● **Extracted data**:
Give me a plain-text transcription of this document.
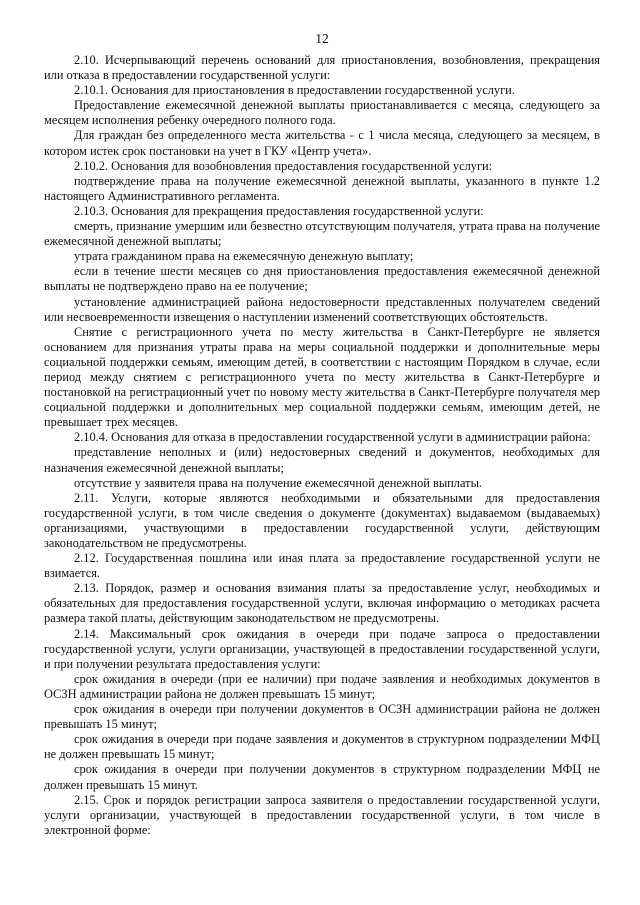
12

2.10. Исчерпывающий перечень оснований для приостановления, возобновления, прекращения или отказа в предоставлении государственной услуги:

2.10.1. Основания для приостановления в предоставлении государственной услуги.

Предоставление ежемесячной денежной выплаты приостанавливается с месяца, следующего за месяцем исполнения ребенку очередного полного года.

Для граждан без определенного места жительства - с 1 числа месяца, следующего за месяцем, в котором истек срок постановки на учет в ГКУ «Центр учета».

2.10.2. Основания для возобновления предоставления государственной услуги:

подтверждение права на получение ежемесячной денежной выплаты, указанного в пункте 1.2 настоящего Административного регламента.

2.10.3. Основания для прекращения предоставления государственной услуги:

смерть, признание умершим или безвестно отсутствующим получателя, утрата права на получение ежемесячной денежной выплаты;

утрата гражданином права на ежемесячную денежную выплату;

если в течение шести месяцев со дня приостановления предоставления ежемесячной денежной выплаты не подтверждено право на ее получение;

установление администрацией района недостоверности представленных получателем сведений или несвоевременности извещения о наступлении изменений соответствующих обстоятельств.

Снятие с регистрационного учета по месту жительства в Санкт-Петербурге не является основанием для признания утраты права на меры социальной поддержки и дополнительные меры социальной поддержки семьям, имеющим детей, в соответствии с настоящим Порядком в случае, если период между снятием с регистрационного учета по месту жительства в Санкт-Петербурге и постановкой на регистрационный учет по новому месту жительства в Санкт-Петербурге получателя мер социальной поддержки и дополнительных мер социальной поддержки семьям, имеющим детей, не превышает трех месяцев.

2.10.4. Основания для отказа в предоставлении государственной услуги в администрации района:

представление неполных и (или) недостоверных сведений и документов, необходимых для назначения ежемесячной денежной выплаты;

отсутствие у заявителя права на получение ежемесячной денежной выплаты.

2.11. Услуги, которые являются необходимыми и обязательными для предоставления государственной услуги, в том числе сведения о документе (документах) выдаваемом (выдаваемых) организациями, участвующими в предоставлении государственной услуги, действующим законодательством не предусмотрены.

2.12. Государственная пошлина или иная плата за предоставление государственной услуги не взимается.

2.13. Порядок, размер и основания взимания платы за предоставление услуг, необходимых и обязательных для предоставления государственной услуги, включая информацию о методиках расчета размера такой платы, действующим законодательством не предусмотрены.

2.14. Максимальный срок ожидания в очереди при подаче запроса о предоставлении государственной услуги, услуги организации, участвующей в предоставлении государственной услуги, и при получении результата предоставления услуги:

срок ожидания в очереди (при ее наличии) при подаче заявления и необходимых документов в ОСЗН администрации района не должен превышать 15 минут;

срок ожидания в очереди при получении документов в ОСЗН администрации района не должен превышать 15 минут;

срок ожидания в очереди при подаче заявления и документов в структурном подразделении МФЦ не должен превышать 15 минут;

срок ожидания в очереди при получении документов в структурном подразделении МФЦ не должен превышать 15 минут.

2.15. Срок и порядок регистрации запроса заявителя о предоставлении государственной услуги, услуги организации, участвующей в предоставлении государственной услуги, в том числе в электронной форме:
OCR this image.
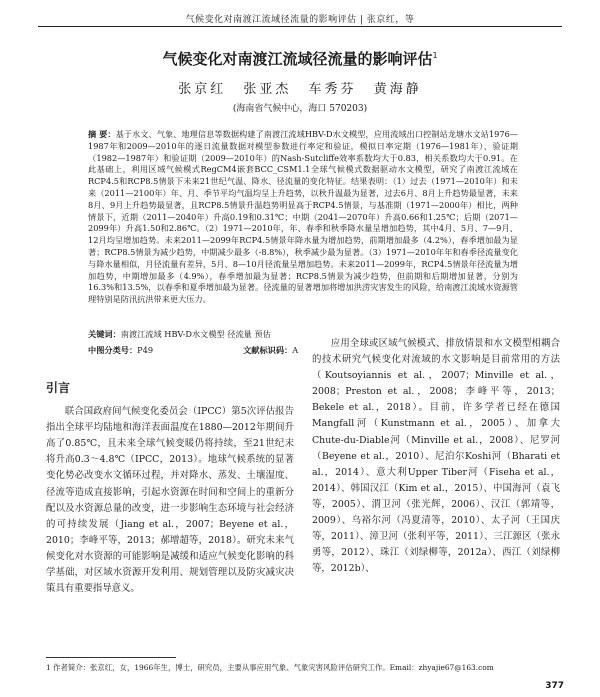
气候变化对南渡江流域径流量的影响评估 | 张京红，等
气候变化对南渡江流域径流量的影响评估$^1$
张京红 张亚杰 车秀芬 黄海静
(海南省气候中心，海口 570203)
摘 要：基于水文、气象、地理信息等数据构建了南渡江流域HBV-D水文模型，应用流域出口控制站龙塘水文站1976—1987年和2009—2010年的逐日流量数据对模型参数进行率定和验证，模拟日率定期（1976—1981年）、验证期（1982—1987年）和验证期（2009—2010年）的Nash-Sutcliffe效率系数均大于0.83，相关系数均大于0.91。在此基础上，利用区域气候模式RegCM4嵌套BCC_CSM1.1全球气候模式数据驱动水文模型，研究了南渡江流域在RCP4.5和RCP8.5情景下未来21世纪气温、降水、径流量的变化特征。结果表明：（1）过去（1971—2010年）和未来（2011—2100年）年、月、季节平均气温均呈上升趋势，以秋升温最为显著，过去6月、8月上升趋势最显著，未来8月、9月上升趋势最显著，且RCP8.5情景升温趋势明显高于RCP4.5情景，与基准期（1971—2000年）相比，两种情景下，近期（2011—2040年）升高0.19和0.31℃；中期（2041—2070年）升高0.66和1.25℃；后期（2071—2099年）升高1.50和2.86℃。（2）1971—2010年，年、春季和秋季降水量呈增加趋势，其中4月、5月、7—9月、12月均呈增加趋势。未来2011—2099年RCP4.5情景年降水量为增加趋势，前期增加最多（4.2%），春季增加最为显著；RCP8.5情景为减少趋势，中期减少最多（-8.8%），秋季减少最为显著。（3）1971—2010年年和春季径流量变化与降水量相似，月径流量有差异，5月、8—10月径流量呈增加趋势。未来2011—2099年，RCP4.5情景年径流量为增加趋势，中期增加最多（4.9%），春季增加最为显著；RCP8.5情景为减少趋势，但前期和后期增加显著，分别为16.3%和13.5%，以春季和夏季增加最为显著。径流量的显著增加将增加洪涝灾害发生的风险，给南渡江流域水资源管理特别是防汛抗洪带来更大压力。
关键词：南渡江流域 HBV-D水文模型 径流量 预估
中图分类号：P49	文献标识码：A
引言

联合国政府间气候变化委员会（IPCC）第5次评估报告指出全球平均陆地和海洋表面温度在1880—2012年期间升高了0.85℃，且未来全球气候变暖仍将持续，至21世纪末将升高0.3～4.8℃（IPCC，2013）。地球气候系统的显著变化势必改变水文循环过程，并对降水、蒸发、土壤湿度、径流等造成直接影响，引起水资源在时间和空间上的重新分配以及水资源总量的改变，进一步影响生态环境与社会经济的可持续发展（Jiang et al.，2007；Beyene et al.，2010；李峰平等，2013；郝增超等，2018）。研究未来气候变化对水资源的可能影响是减缓和适应气候变化影响的科学基础，对区域水资源开发利用、规划管理以及防灾减灾决策具有重要指导意义。

应用全球或区域气候模式、排放情景和水文模型相耦合的技术研究气候变化对流域的水文影响是目前常用的方法（Koutsoyiannis et al.，2007；Minville et al.，2008；Preston et al.，2008；李峰平等，2013；Bekele et al.，2018）。目前，许多学者已经在德国Mangfall河（Kunstmann et al.，2005）、加拿大Chute-du-Diable河（Minville et al.，2008）、尼罗河（Beyene et al.，2010）、尼泊尔Koshi河（Bharati et al.，2014）、意大利Upper Tiber河（Fiseha et al.，2014）、韩国汉江（Kim et al.，2015）、中国海河（袁飞等，2005）、渭卫河（张光辉，2006）、汉江（郭靖等，2009）、乌裕尔河（冯夏清等，2010）、太子河（王国庆等，2011）、漳卫河（张利平等，2011）、三江源区（张永勇等，2012）、珠江（刘绿柳等，2012a）、西江（刘绿柳等，2012b）、

1 作者简介：张京红，女，1966年生，博士，研究员，主要从事应用气象、气象灾害风险评估研究工作。Email：zhyajie67@163.com
377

● **Short exercise**:
Copy out each line in the listing that has the word "李峰平等".

● **Problem solution**:
联合国政府间气候变化委员会（IPCC）第5次评估报告指出全球平均陆地和海洋表面温度在1880—2012年期间升高了0.85℃，且未来全球气候变暖仍将持续，至21世纪末将升高0.3～4.8℃（IPCC，2013）。地球气候系统的显著变化势必改变水文循环过程，并对降水、蒸发、土壤湿度、径流等造成直接影响，引起水资源在时间和空间上的重新分配以及水资源总量的改变，进一步影响生态环境与社会经济的可持续发展（Jiang et al.，2007；Beyene et al.，2010；李峰平等，2013；郝增超等，2018）。研究未来气候变化对水资源的可能影响是减缓和适应气候变化影响的科学基础，对区域水资源开发利用、规划管理以及防灾减灾决策具有重要指导意义。
应用全球或区域气候模式、排放情景和水文模型相耦合的技术研究气候变化对流域的水文影响是目前常用的方法（Koutsoyiannis et al.，2007；Minville et al.，2008；Preston et al.，2008；李峰平等，2013；Bekele et al.，2018）。目前，许多学者已经在德国Mangfall河（Kunstmann et al.，2005）、加拿大Chute-du-Diable河（Minville et al.，2008）、尼罗河（Beyene et al.，2010）、尼泊尔Koshi河（Bharati et al.，2014）、意大利Upper Tiber河（Fiseha et al.，2014）、韩国汉江（Kim et al.，2015）、中国海河（袁飞等，2005）、渭卫河（张光辉，2006）、汉江（郭靖等，2009）、乌裕尔河（冯夏清等，2010）、太子河（王国庆等，2011）、漳卫河（张利平等，2011）、三江源区（张永勇等，2012）、珠江（刘绿柳等，2012a）、西江（刘绿柳等，2012b）、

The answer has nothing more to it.